WHAT IS NEEDED:
Pick out every line of the records below that contains the word "Each", and copy those lines.

(Collection entries)
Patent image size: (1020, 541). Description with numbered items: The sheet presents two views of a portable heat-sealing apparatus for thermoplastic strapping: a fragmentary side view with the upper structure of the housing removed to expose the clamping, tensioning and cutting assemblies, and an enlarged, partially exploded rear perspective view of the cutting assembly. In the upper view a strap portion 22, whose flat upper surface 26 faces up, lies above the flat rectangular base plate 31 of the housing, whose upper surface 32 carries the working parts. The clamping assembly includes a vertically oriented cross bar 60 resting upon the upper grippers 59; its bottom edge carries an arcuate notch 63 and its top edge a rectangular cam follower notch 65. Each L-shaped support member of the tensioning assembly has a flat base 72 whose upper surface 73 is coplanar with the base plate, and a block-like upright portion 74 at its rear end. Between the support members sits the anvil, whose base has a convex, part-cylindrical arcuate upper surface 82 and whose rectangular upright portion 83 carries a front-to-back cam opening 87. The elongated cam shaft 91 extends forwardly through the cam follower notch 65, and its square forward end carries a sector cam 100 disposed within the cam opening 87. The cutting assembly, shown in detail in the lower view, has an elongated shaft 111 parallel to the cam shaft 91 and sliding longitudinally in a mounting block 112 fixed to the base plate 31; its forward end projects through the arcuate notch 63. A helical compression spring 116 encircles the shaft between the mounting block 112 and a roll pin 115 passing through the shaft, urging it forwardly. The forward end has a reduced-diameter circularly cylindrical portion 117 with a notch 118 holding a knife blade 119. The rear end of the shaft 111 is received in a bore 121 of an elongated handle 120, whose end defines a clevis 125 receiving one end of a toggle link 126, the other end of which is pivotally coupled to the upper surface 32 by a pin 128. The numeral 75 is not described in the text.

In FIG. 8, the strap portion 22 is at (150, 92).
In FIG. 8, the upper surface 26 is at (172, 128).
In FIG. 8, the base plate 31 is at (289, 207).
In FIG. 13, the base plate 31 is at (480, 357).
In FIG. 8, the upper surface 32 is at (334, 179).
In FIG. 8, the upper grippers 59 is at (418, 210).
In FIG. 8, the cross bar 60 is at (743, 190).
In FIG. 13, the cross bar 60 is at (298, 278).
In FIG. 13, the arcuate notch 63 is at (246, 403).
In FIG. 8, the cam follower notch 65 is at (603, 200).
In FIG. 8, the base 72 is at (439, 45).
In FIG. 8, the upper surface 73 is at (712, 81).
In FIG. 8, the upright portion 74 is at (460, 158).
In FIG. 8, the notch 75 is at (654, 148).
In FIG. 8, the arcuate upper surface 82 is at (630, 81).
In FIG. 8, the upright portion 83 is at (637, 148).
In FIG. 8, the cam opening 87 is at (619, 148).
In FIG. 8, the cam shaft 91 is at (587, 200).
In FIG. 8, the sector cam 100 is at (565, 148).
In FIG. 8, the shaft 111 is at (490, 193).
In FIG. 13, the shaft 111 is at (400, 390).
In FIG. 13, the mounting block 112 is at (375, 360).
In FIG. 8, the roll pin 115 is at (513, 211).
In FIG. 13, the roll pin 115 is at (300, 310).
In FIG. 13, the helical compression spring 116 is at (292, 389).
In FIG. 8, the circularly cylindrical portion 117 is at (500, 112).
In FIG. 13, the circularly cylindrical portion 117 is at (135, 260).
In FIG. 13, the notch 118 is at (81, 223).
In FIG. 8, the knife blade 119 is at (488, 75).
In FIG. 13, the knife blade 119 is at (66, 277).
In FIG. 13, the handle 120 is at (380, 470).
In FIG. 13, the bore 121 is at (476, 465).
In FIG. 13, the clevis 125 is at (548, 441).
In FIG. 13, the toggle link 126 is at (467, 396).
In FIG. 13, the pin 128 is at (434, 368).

TASK RESPONSE:
Patent image size: (1020, 541). Description with numbered items: The sheet presents two views of a portable heat-sealing apparatus for thermoplastic strapping: a fragmentary side view with the upper structure of the housing removed to expose the clamping, tensioning and cutting assemblies, and an enlarged, partially exploded rear perspective view of the cutting assembly. In the upper view a strap portion 22, whose flat upper surface 26 faces up, lies above the flat rectangular base plate 31 of the housing, whose upper surface 32 carries the working parts. The clamping assembly includes a vertically oriented cross bar 60 resting upon the upper grippers 59; its bottom edge carries an arcuate notch 63 and its top edge a rectangular cam follower notch 65. Each L-shaped support member of the tensioning assembly has a flat base 72 whose upper surface 73 is coplanar with the base plate, and a block-like upright portion 74 at its rear end. Between the support members sits the anvil, whose base has a convex, part-cylindrical arcuate upper surface 82 and whose rectangular upright portion 83 carries a front-to-back cam opening 87. The elongated cam shaft 91 extends forwardly through the cam follower notch 65, and its square forward end carries a sector cam 100 disposed within the cam opening 87. The cutting assembly, shown in detail in the lower view, has an elongated shaft 111 parallel to the cam shaft 91 and sliding longitudinally in a mounting block 112 fixed to the base plate 31; its forward end projects through the arcuate notch 63. A helical compression spring 116 encircles the shaft between the mounting block 112 and a roll pin 115 passing through the shaft, urging it forwardly. The forward end has a reduced-diameter circularly cylindrical portion 117 with a notch 118 holding a knife blade 119. The rear end of the shaft 111 is received in a bore 121 of an elongated handle 120, whose end defines a clevis 125 receiving one end of a toggle link 126, the other end of which is pivotally coupled to the upper surface 32 by a pin 128. The numeral 75 is not described in the text.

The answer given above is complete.